■ **AIM**
The records below must be duplicated exactly, character for character.

### SUPPLIED MATERIAL ###

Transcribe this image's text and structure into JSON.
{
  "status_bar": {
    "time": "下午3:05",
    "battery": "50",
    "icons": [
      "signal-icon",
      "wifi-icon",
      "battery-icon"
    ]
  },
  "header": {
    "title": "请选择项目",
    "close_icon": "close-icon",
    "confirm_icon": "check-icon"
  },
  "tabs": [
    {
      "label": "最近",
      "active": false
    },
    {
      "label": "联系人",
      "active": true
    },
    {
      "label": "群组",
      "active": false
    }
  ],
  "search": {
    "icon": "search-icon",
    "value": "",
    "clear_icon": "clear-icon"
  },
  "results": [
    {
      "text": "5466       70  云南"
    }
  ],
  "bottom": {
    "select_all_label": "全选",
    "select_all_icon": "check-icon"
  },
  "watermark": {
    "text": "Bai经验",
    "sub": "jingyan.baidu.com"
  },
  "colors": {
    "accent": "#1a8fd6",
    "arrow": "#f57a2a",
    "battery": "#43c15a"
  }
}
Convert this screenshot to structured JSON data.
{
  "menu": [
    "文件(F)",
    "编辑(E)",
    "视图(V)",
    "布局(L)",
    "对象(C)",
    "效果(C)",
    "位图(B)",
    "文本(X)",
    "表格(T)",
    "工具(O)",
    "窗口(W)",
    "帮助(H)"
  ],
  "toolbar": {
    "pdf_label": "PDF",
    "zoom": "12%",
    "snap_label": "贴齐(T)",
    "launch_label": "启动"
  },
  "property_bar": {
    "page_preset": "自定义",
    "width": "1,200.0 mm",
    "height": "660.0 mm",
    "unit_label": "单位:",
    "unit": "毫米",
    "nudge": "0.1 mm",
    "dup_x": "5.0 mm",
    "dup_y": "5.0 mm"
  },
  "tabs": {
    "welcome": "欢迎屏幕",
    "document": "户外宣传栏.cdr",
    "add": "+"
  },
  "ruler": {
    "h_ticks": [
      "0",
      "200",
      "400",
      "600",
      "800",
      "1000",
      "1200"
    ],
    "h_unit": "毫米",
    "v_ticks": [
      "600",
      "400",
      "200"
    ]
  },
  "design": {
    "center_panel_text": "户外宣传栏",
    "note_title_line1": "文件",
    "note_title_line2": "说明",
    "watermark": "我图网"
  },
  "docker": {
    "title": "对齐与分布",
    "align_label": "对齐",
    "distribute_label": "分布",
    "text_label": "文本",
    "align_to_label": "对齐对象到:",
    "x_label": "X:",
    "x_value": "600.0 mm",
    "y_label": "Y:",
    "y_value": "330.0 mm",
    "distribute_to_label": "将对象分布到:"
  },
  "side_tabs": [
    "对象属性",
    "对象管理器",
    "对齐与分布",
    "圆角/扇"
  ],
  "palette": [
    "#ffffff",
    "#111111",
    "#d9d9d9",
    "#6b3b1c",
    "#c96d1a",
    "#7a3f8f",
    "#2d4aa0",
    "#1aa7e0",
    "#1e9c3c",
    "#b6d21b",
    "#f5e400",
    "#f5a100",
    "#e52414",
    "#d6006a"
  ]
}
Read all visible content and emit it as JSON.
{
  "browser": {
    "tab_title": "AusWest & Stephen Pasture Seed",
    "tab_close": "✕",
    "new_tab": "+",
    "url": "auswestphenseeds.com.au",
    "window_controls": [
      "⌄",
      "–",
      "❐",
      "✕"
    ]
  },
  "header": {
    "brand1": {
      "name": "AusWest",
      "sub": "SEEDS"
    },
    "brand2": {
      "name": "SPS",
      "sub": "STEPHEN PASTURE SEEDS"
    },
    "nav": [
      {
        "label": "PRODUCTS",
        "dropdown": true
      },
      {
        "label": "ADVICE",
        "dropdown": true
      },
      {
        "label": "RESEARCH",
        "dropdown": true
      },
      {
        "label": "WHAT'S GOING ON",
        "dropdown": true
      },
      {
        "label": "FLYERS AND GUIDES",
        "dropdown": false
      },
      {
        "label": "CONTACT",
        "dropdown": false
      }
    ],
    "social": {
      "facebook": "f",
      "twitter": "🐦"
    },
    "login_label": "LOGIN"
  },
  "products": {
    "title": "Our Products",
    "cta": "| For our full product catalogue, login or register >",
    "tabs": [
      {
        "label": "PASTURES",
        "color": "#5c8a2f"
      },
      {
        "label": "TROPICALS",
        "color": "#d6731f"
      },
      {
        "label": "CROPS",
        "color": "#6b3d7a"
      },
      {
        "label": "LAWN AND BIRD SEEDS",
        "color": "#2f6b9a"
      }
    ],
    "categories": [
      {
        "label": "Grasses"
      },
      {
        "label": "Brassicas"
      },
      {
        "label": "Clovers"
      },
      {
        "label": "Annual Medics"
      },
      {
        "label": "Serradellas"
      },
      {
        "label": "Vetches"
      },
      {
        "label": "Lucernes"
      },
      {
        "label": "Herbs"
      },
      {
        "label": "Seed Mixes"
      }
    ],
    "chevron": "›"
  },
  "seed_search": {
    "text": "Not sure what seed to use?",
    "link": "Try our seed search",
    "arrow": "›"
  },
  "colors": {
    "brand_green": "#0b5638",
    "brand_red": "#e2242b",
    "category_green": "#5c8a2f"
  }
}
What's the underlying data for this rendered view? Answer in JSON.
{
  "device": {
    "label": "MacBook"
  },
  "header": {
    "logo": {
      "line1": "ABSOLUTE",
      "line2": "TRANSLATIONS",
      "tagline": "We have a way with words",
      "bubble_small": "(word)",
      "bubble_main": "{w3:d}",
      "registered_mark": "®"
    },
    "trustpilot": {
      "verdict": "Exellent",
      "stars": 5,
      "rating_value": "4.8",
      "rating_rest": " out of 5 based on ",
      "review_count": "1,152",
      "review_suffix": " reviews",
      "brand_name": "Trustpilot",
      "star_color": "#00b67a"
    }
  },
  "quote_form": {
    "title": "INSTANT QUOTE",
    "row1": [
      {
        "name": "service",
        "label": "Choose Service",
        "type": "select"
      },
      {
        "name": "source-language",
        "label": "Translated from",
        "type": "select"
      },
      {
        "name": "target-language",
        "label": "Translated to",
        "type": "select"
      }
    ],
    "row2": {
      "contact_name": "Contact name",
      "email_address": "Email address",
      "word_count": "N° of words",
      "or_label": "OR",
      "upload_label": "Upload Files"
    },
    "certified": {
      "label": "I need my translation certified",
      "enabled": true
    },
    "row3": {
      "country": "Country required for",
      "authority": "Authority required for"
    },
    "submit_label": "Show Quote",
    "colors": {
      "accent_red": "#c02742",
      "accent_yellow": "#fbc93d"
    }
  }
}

###

■ **RESPONSE TO THIS TASK**
Transcribe this image's text and structure into JSON.
{
  "status_bar": {
    "time": "下午3:05",
    "battery": "50",
    "icons": [
      "signal-icon",
      "wifi-icon",
      "battery-icon"
    ]
  },
  "header": {
    "title": "请选择项目",
    "close_icon": "close-icon",
    "confirm_icon": "check-icon"
  },
  "tabs": [
    {
      "label": "最近",
      "active": false
    },
    {
      "label": "联系人",
      "active": true
    },
    {
      "label": "群组",
      "active": false
    }
  ],
  "search": {
    "icon": "search-icon",
    "value": "",
    "clear_icon": "clear-icon"
  },
  "results": [
    {
      "text": "5466       70  云南"
    }
  ],
  "bottom": {
    "select_all_label": "全选",
    "select_all_icon": "check-icon"
  },
  "watermark": {
    "text": "Bai经验",
    "sub": "jingyan.baidu.com"
  },
  "colors": {
    "accent": "#1a8fd6",
    "arrow": "#f57a2a",
    "battery": "#43c15a"
  }
}
Convert this screenshot to structured JSON data.
{
  "menu": [
    "文件(F)",
    "编辑(E)",
    "视图(V)",
    "布局(L)",
    "对象(C)",
    "效果(C)",
    "位图(B)",
    "文本(X)",
    "表格(T)",
    "工具(O)",
    "窗口(W)",
    "帮助(H)"
  ],
  "toolbar": {
    "pdf_label": "PDF",
    "zoom": "12%",
    "snap_label": "贴齐(T)",
    "launch_label": "启动"
  },
  "property_bar": {
    "page_preset": "自定义",
    "width": "1,200.0 mm",
    "height": "660.0 mm",
    "unit_label": "单位:",
    "unit": "毫米",
    "nudge": "0.1 mm",
    "dup_x": "5.0 mm",
    "dup_y": "5.0 mm"
  },
  "tabs": {
    "welcome": "欢迎屏幕",
    "document": "户外宣传栏.cdr",
    "add": "+"
  },
  "ruler": {
    "h_ticks": [
      "0",
      "200",
      "400",
      "600",
      "800",
      "1000",
      "1200"
    ],
    "h_unit": "毫米",
    "v_ticks": [
      "600",
      "400",
      "200"
    ]
  },
  "design": {
    "center_panel_text": "户外宣传栏",
    "note_title_line1": "文件",
    "note_title_line2": "说明",
    "watermark": "我图网"
  },
  "docker": {
    "title": "对齐与分布",
    "align_label": "对齐",
    "distribute_label": "分布",
    "text_label": "文本",
    "align_to_label": "对齐对象到:",
    "x_label": "X:",
    "x_value": "600.0 mm",
    "y_label": "Y:",
    "y_value": "330.0 mm",
    "distribute_to_label": "将对象分布到:"
  },
  "side_tabs": [
    "对象属性",
    "对象管理器",
    "对齐与分布",
    "圆角/扇"
  ],
  "palette": [
    "#ffffff",
    "#111111",
    "#d9d9d9",
    "#6b3b1c",
    "#c96d1a",
    "#7a3f8f",
    "#2d4aa0",
    "#1aa7e0",
    "#1e9c3c",
    "#b6d21b",
    "#f5e400",
    "#f5a100",
    "#e52414",
    "#d6006a"
  ]
}
Read all visible content and emit it as JSON.
{
  "browser": {
    "tab_title": "AusWest & Stephen Pasture Seed",
    "tab_close": "✕",
    "new_tab": "+",
    "url": "auswestphenseeds.com.au",
    "window_controls": [
      "⌄",
      "–",
      "❐",
      "✕"
    ]
  },
  "header": {
    "brand1": {
      "name": "AusWest",
      "sub": "SEEDS"
    },
    "brand2": {
      "name": "SPS",
      "sub": "STEPHEN PASTURE SEEDS"
    },
    "nav": [
      {
        "label": "PRODUCTS",
        "dropdown": true
      },
      {
        "label": "ADVICE",
        "dropdown": true
      },
      {
        "label": "RESEARCH",
        "dropdown": true
      },
      {
        "label": "WHAT'S GOING ON",
        "dropdown": true
      },
      {
        "label": "FLYERS AND GUIDES",
        "dropdown": false
      },
      {
        "label": "CONTACT",
        "dropdown": false
      }
    ],
    "social": {
      "facebook": "f",
      "twitter": "🐦"
    },
    "login_label": "LOGIN"
  },
  "products": {
    "title": "Our Products",
    "cta": "| For our full product catalogue, login or register >",
    "tabs": [
      {
        "label": "PASTURES",
        "color": "#5c8a2f"
      },
      {
        "label": "TROPICALS",
        "color": "#d6731f"
      },
      {
        "label": "CROPS",
        "color": "#6b3d7a"
      },
      {
        "label": "LAWN AND BIRD SEEDS",
        "color": "#2f6b9a"
      }
    ],
    "categories": [
      {
        "label": "Grasses"
      },
      {
        "label": "Brassicas"
      },
      {
        "label": "Clovers"
      },
      {
        "label": "Annual Medics"
      },
      {
        "label": "Serradellas"
      },
      {
        "label": "Vetches"
      },
      {
        "label": "Lucernes"
      },
      {
        "label": "Herbs"
      },
      {
        "label": "Seed Mixes"
      }
    ],
    "chevron": "›"
  },
  "seed_search": {
    "text": "Not sure what seed to use?",
    "link": "Try our seed search",
    "arrow": "›"
  },
  "colors": {
    "brand_green": "#0b5638",
    "brand_red": "#e2242b",
    "category_green": "#5c8a2f"
  }
}
What's the underlying data for this rendered view? Answer in JSON.
{
  "device": {
    "label": "MacBook"
  },
  "header": {
    "logo": {
      "line1": "ABSOLUTE",
      "line2": "TRANSLATIONS",
      "tagline": "We have a way with words",
      "bubble_small": "(word)",
      "bubble_main": "{w3:d}",
      "registered_mark": "®"
    },
    "trustpilot": {
      "verdict": "Exellent",
      "stars": 5,
      "rating_value": "4.8",
      "rating_rest": " out of 5 based on ",
      "review_count": "1,152",
      "review_suffix": " reviews",
      "brand_name": "Trustpilot",
      "star_color": "#00b67a"
    }
  },
  "quote_form": {
    "title": "INSTANT QUOTE",
    "row1": [
      {
        "name": "service",
        "label": "Choose Service",
        "type": "select"
      },
      {
        "name": "source-language",
        "label": "Translated from",
        "type": "select"
      },
      {
        "name": "target-language",
        "label": "Translated to",
        "type": "select"
      }
    ],
    "row2": {
      "contact_name": "Contact name",
      "email_address": "Email address",
      "word_count": "N° of words",
      "or_label": "OR",
      "upload_label": "Upload Files"
    },
    "certified": {
      "label": "I need my translation certified",
      "enabled": true
    },
    "row3": {
      "country": "Country required for",
      "authority": "Authority required for"
    },
    "submit_label": "Show Quote",
    "colors": {
      "accent_red": "#c02742",
      "accent_yellow": "#fbc93d"
    }
  }
}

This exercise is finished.